**WRITTEN INSTRUCTION 1:** Return, line for line and unchanged, the part of the listing that opens with its first line and closes with the line containing "candle[interactable] [96,227,101,274]", including both of those lines.

**TEXT EXTRACT:**
★ ★ ★ ★ ★ ★ ★

Cardinal John Njue and Deputy President William Ruto during a church harambee.

 

Cardinal John Njue may have taken to heart the exhortation to lay up treasures in heaven, where neither moth nor rust doth corrupt and thieves do not break through nor steal.

While he served the Catholic Church, Njue appeared to have a serious disdain for money.

His biographer Waithaka Waihenya says if you met Njue, frisked his pockets and even turned him upside down, no coin or currency notes would fall.

When Njue’s father gave him land in Embu, the bishop gave it out to his siblings, not wanting any property to derail his devotion to God.

The biography titled Feeling with the Church: Cardinal Njue’s Long Service in the Catholic Church says Njue had no bank accounts nor any property to his name.

“To him, money and property meant nothing and he believed that it should be the same for the priests...” it reads.

After celebrating mass at Nairobi’s St Peter Claver one day, some faithful collected cash, put it in an envelope and gave Father Stephen Karingu to pass to Njue as a token.

“It must have been a lot of money ... because that envelope was bulging,” Fr. Karingu says.

When he handed the envelope, Njue looked at it and was about to decline but accepted it anyway.

As he got to his car, a church member approached him and proceeded to “pour all his problems to him”.

“The Cardinal reached back to his pocket, took out the envelope he had been given and without even counting the money or getting to know how much it was, he handed the entire envelope to the man,” the book reads.

★ ★ ★ ★ ★ ★ ★

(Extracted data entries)
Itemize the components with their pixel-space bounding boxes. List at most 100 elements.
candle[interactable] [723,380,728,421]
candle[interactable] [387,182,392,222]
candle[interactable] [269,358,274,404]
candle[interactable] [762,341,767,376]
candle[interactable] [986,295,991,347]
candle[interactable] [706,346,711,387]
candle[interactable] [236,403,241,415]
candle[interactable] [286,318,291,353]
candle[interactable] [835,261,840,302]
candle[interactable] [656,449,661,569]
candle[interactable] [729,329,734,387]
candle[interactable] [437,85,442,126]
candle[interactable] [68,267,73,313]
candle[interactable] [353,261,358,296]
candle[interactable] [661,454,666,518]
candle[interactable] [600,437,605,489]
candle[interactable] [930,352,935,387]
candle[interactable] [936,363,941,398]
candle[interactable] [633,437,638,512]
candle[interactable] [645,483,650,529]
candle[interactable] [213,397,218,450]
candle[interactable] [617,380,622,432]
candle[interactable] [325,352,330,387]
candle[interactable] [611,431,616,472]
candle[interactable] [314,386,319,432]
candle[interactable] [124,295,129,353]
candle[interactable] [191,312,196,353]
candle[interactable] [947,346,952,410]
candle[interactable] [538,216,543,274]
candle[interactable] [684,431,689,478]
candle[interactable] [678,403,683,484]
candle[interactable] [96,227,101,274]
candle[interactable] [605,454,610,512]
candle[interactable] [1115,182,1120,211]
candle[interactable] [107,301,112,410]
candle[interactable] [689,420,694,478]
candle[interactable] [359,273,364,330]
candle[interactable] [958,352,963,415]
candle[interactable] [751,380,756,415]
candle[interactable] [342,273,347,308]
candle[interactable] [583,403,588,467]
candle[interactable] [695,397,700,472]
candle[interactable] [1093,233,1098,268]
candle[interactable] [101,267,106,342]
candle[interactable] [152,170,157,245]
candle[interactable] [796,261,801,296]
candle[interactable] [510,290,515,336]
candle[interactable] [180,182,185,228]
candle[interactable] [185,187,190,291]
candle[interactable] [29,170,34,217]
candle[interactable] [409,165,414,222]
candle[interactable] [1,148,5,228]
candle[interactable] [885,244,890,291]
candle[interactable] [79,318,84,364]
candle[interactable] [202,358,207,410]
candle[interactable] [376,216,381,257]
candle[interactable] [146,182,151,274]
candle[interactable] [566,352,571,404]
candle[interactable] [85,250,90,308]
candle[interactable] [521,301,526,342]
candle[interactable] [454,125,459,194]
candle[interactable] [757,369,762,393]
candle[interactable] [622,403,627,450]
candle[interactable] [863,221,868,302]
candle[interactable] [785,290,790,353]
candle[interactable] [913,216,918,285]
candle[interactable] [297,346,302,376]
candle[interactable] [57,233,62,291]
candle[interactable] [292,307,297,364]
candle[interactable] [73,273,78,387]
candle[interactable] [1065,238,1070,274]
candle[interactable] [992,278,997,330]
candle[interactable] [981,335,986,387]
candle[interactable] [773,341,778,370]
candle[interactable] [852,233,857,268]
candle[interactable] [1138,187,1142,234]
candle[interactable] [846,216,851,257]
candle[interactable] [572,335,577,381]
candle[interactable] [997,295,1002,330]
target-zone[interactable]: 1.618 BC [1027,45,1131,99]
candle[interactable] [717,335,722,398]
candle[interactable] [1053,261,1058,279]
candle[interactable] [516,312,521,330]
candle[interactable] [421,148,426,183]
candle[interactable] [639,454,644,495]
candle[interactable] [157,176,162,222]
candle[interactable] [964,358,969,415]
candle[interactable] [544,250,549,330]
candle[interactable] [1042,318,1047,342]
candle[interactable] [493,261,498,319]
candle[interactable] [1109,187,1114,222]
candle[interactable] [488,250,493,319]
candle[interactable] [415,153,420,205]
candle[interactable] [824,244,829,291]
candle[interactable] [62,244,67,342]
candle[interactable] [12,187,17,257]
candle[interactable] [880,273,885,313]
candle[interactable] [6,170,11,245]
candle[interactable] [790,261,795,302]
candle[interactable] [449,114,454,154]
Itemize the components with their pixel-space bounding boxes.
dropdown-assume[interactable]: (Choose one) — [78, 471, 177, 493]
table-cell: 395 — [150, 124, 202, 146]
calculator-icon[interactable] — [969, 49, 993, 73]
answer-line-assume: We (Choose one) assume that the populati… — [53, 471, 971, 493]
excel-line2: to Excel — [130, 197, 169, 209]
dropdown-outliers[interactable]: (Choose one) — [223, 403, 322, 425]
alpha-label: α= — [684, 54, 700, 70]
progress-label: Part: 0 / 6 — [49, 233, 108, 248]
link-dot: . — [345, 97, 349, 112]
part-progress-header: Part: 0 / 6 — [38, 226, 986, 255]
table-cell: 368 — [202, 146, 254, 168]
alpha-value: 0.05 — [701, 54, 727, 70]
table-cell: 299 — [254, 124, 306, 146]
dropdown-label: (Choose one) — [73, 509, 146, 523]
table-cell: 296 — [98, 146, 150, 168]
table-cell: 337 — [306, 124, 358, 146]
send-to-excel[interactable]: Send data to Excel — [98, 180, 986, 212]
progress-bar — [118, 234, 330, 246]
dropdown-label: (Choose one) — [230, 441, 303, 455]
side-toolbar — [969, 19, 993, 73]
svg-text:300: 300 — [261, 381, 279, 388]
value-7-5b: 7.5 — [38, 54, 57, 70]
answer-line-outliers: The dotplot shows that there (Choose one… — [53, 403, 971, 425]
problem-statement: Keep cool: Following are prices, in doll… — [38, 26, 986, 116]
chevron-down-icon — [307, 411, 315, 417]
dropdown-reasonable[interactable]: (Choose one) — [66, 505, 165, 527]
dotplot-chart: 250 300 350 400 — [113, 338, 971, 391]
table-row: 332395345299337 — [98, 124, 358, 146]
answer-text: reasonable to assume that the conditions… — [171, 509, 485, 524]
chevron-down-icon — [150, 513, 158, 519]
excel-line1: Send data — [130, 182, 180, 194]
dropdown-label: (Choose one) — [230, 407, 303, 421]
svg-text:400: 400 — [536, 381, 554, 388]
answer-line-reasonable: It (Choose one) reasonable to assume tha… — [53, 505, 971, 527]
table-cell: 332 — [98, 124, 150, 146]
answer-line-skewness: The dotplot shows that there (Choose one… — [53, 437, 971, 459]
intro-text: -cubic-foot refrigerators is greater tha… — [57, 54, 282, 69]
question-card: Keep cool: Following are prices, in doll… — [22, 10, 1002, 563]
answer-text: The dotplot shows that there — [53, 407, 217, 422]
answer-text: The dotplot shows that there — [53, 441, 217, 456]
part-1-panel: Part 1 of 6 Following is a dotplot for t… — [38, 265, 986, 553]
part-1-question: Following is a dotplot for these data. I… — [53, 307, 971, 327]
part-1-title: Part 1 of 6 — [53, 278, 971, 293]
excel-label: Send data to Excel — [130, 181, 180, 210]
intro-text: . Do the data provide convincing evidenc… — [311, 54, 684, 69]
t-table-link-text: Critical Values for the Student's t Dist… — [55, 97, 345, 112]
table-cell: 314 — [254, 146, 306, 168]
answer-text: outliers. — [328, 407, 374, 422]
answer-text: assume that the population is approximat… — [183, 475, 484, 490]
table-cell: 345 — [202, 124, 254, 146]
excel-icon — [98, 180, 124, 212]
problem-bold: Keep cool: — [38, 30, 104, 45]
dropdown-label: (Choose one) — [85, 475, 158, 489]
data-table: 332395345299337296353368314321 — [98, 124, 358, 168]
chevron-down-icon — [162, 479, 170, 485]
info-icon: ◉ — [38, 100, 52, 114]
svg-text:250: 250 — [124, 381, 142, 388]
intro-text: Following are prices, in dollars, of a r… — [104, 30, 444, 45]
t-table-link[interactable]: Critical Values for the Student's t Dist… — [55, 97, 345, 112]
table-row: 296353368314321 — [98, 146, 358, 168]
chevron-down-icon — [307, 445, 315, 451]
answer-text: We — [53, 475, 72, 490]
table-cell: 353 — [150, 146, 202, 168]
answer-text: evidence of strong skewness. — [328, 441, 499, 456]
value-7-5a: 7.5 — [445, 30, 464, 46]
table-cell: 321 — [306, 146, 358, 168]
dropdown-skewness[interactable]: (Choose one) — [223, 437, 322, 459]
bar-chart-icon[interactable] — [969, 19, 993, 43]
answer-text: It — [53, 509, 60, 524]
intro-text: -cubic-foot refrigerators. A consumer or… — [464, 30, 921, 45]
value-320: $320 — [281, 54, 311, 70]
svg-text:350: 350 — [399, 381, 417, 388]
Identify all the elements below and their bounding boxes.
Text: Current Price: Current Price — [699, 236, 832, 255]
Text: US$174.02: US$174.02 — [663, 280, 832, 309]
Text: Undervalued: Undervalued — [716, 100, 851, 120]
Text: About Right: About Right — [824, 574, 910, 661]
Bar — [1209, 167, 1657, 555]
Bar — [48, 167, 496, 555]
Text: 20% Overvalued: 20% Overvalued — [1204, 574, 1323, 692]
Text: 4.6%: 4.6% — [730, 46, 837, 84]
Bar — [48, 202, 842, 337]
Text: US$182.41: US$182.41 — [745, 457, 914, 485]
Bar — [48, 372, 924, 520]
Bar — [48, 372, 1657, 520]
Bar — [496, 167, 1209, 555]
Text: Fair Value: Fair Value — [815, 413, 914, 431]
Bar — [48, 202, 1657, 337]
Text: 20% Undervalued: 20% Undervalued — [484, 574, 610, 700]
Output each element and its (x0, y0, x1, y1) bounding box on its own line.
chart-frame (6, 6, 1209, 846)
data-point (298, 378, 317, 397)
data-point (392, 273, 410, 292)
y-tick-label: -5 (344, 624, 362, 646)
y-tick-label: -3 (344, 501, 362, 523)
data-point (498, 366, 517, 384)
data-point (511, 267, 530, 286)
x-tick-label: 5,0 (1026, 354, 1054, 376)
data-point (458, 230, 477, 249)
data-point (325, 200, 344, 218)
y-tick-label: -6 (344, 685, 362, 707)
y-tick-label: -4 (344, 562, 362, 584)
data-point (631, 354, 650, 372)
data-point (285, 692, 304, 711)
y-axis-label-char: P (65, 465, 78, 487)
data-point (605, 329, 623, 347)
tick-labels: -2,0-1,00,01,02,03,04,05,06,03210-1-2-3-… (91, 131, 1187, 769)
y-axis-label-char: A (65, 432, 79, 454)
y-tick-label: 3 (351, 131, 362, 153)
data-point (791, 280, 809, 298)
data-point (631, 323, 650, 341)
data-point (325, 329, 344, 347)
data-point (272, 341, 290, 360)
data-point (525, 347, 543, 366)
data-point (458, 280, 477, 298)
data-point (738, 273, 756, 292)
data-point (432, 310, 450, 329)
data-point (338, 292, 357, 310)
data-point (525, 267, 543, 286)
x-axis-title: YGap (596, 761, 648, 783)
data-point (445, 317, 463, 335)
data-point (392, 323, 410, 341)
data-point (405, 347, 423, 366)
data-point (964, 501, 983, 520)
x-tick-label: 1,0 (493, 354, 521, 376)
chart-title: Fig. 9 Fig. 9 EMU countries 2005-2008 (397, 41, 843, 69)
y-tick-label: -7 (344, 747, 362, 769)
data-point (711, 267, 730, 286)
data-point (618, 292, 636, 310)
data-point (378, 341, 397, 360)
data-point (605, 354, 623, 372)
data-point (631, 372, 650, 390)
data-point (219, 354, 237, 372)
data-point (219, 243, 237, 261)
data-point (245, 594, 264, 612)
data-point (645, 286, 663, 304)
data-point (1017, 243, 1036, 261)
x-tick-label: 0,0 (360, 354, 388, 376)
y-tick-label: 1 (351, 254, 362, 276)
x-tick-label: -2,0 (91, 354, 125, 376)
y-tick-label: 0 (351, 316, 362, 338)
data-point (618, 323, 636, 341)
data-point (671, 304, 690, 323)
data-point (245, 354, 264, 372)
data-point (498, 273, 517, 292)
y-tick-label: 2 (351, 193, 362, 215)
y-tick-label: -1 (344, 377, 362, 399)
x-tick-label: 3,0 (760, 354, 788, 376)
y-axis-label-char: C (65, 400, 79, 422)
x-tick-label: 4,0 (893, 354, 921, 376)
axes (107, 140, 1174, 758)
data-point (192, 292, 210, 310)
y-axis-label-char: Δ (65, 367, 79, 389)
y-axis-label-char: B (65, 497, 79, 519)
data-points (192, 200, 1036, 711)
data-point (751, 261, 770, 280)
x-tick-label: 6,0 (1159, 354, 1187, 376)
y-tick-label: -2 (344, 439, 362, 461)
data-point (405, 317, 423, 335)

★ ★ ★ ★ ★ ★ ★

**WRITTEN INSTRUCTION 2:** Retype the part of the passage about Cardinal John Njue that opens with the words "While he served" and closes with "to his name.", keeping every character as it appears.

**SOLUTION 1:**
Itemize the components with their pixel-space bounding boxes. List at most 100 elements.
candle[interactable] [723,380,728,421]
candle[interactable] [387,182,392,222]
candle[interactable] [269,358,274,404]
candle[interactable] [762,341,767,376]
candle[interactable] [986,295,991,347]
candle[interactable] [706,346,711,387]
candle[interactable] [236,403,241,415]
candle[interactable] [286,318,291,353]
candle[interactable] [835,261,840,302]
candle[interactable] [656,449,661,569]
candle[interactable] [729,329,734,387]
candle[interactable] [437,85,442,126]
candle[interactable] [68,267,73,313]
candle[interactable] [353,261,358,296]
candle[interactable] [661,454,666,518]
candle[interactable] [600,437,605,489]
candle[interactable] [930,352,935,387]
candle[interactable] [936,363,941,398]
candle[interactable] [633,437,638,512]
candle[interactable] [645,483,650,529]
candle[interactable] [213,397,218,450]
candle[interactable] [617,380,622,432]
candle[interactable] [325,352,330,387]
candle[interactable] [611,431,616,472]
candle[interactable] [314,386,319,432]
candle[interactable] [124,295,129,353]
candle[interactable] [191,312,196,353]
candle[interactable] [947,346,952,410]
candle[interactable] [538,216,543,274]
candle[interactable] [684,431,689,478]
candle[interactable] [678,403,683,484]
candle[interactable] [96,227,101,274]

**SOLUTION 2:**
While he served the Catholic Church, Njue appeared to have a serious disdain for money.

His biographer Waithaka Waihenya says if you met Njue, frisked his pockets and even turned him upside down, no coin or currency notes would fall.

When Njue’s father gave him land in Embu, the bishop gave it out to his siblings, not wanting any property to derail his devotion to God.

The biography titled Feeling with the Church: Cardinal Njue’s Long Service in the Catholic Church says Njue had no bank accounts nor any property to his name.